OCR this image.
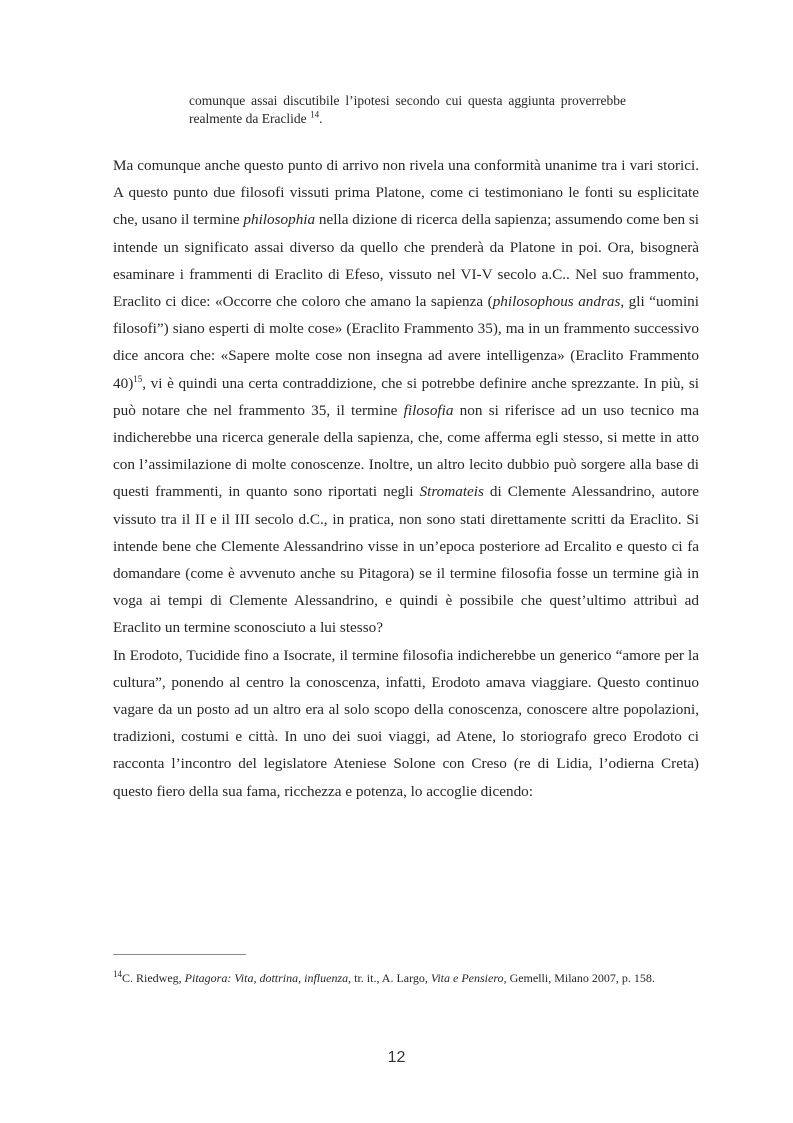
comunque assai discutibile l’ipotesi secondo cui questa aggiunta proverrebbe realmente da Eraclide $^{14}$.

Ma comunque anche questo punto di arrivo non rivela una conformità unanime tra i vari storici. A questo punto due filosofi vissuti prima Platone, come ci testimoniano le fonti su esplicitate che, usano il termine philosophia nella dizione di ricerca della sapienza; assumendo come ben si intende un significato assai diverso da quello che prenderà da Platone in poi. Ora, bisognerà esaminare i frammenti di Eraclito di Efeso, vissuto nel VI-V secolo a.C.. Nel suo frammento, Eraclito ci dice: «Occorre che coloro che amano la sapienza (philosophous andras, gli “uomini filosofi”) siano esperti di molte cose» (Eraclito Frammento 35), ma in un frammento successivo dice ancora che: «Sapere molte cose non insegna ad avere intelligenza» (Eraclito Frammento 40)$^{15}$, vi è quindi una certa contraddizione, che si potrebbe definire anche sprezzante. In più, si può notare che nel frammento 35, il termine filosofia non si riferisce ad un uso tecnico ma indicherebbe una ricerca generale della sapienza, che, come afferma egli stesso, si mette in atto con l’assimilazione di molte conoscenze. Inoltre, un altro lecito dubbio può sorgere alla base di questi frammenti, in quanto sono riportati negli Stromateis di Clemente Alessandrino, autore vissuto tra il II e il III secolo d.C., in pratica, non sono stati direttamente scritti da Eraclito. Si intende bene che Clemente Alessandrino visse in un’epoca posteriore ad Ercalito e questo ci fa domandare (come è avvenuto anche su Pitagora) se il termine filosofia fosse un termine già in voga ai tempi di Clemente Alessandrino, e quindi è possibile che quest’ultimo attribuì ad Eraclito un termine sconosciuto a lui stesso?

In Erodoto, Tucidide fino a Isocrate, il termine filosofia indicherebbe un generico “amore per la cultura”, ponendo al centro la conoscenza, infatti, Erodoto amava viaggiare. Questo continuo vagare da un posto ad un altro era al solo scopo della conoscenza, conoscere altre popolazioni, tradizioni, costumi e città. In uno dei suoi viaggi, ad Atene, lo storiografo greco Erodoto ci racconta l’incontro del legislatore Ateniese Solone con Creso (re di Lidia, l’odierna Creta) questo fiero della sua fama, ricchezza e potenza, lo accoglie dicendo:

$^{14}$C. Riedweg, Pitagora: Vita, dottrina, influenza, tr. it., A. Largo, Vita e Pensiero, Gemelli, Milano 2007, p. 158.

12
----------------------------------------
Prompt
Every record above should be transcribed exactly; the pictures stay out of the copy.

Task solution
OCR this image.
comunque assai discutibile l’ipotesi secondo cui questa aggiunta proverrebbe realmente da Eraclide $^{14}$.

Ma comunque anche questo punto di arrivo non rivela una conformità unanime tra i vari storici. A questo punto due filosofi vissuti prima Platone, come ci testimoniano le fonti su esplicitate che, usano il termine philosophia nella dizione di ricerca della sapienza; assumendo come ben si intende un significato assai diverso da quello che prenderà da Platone in poi. Ora, bisognerà esaminare i frammenti di Eraclito di Efeso, vissuto nel VI-V secolo a.C.. Nel suo frammento, Eraclito ci dice: «Occorre che coloro che amano la sapienza (philosophous andras, gli “uomini filosofi”) siano esperti di molte cose» (Eraclito Frammento 35), ma in un frammento successivo dice ancora che: «Sapere molte cose non insegna ad avere intelligenza» (Eraclito Frammento 40)$^{15}$, vi è quindi una certa contraddizione, che si potrebbe definire anche sprezzante. In più, si può notare che nel frammento 35, il termine filosofia non si riferisce ad un uso tecnico ma indicherebbe una ricerca generale della sapienza, che, come afferma egli stesso, si mette in atto con l’assimilazione di molte conoscenze. Inoltre, un altro lecito dubbio può sorgere alla base di questi frammenti, in quanto sono riportati negli Stromateis di Clemente Alessandrino, autore vissuto tra il II e il III secolo d.C., in pratica, non sono stati direttamente scritti da Eraclito. Si intende bene che Clemente Alessandrino visse in un’epoca posteriore ad Ercalito e questo ci fa domandare (come è avvenuto anche su Pitagora) se il termine filosofia fosse un termine già in voga ai tempi di Clemente Alessandrino, e quindi è possibile che quest’ultimo attribuì ad Eraclito un termine sconosciuto a lui stesso?

In Erodoto, Tucidide fino a Isocrate, il termine filosofia indicherebbe un generico “amore per la cultura”, ponendo al centro la conoscenza, infatti, Erodoto amava viaggiare. Questo continuo vagare da un posto ad un altro era al solo scopo della conoscenza, conoscere altre popolazioni, tradizioni, costumi e città. In uno dei suoi viaggi, ad Atene, lo storiografo greco Erodoto ci racconta l’incontro del legislatore Ateniese Solone con Creso (re di Lidia, l’odierna Creta) questo fiero della sua fama, ricchezza e potenza, lo accoglie dicendo:

$^{14}$C. Riedweg, Pitagora: Vita, dottrina, influenza, tr. it., A. Largo, Vita e Pensiero, Gemelli, Milano 2007, p. 158.

12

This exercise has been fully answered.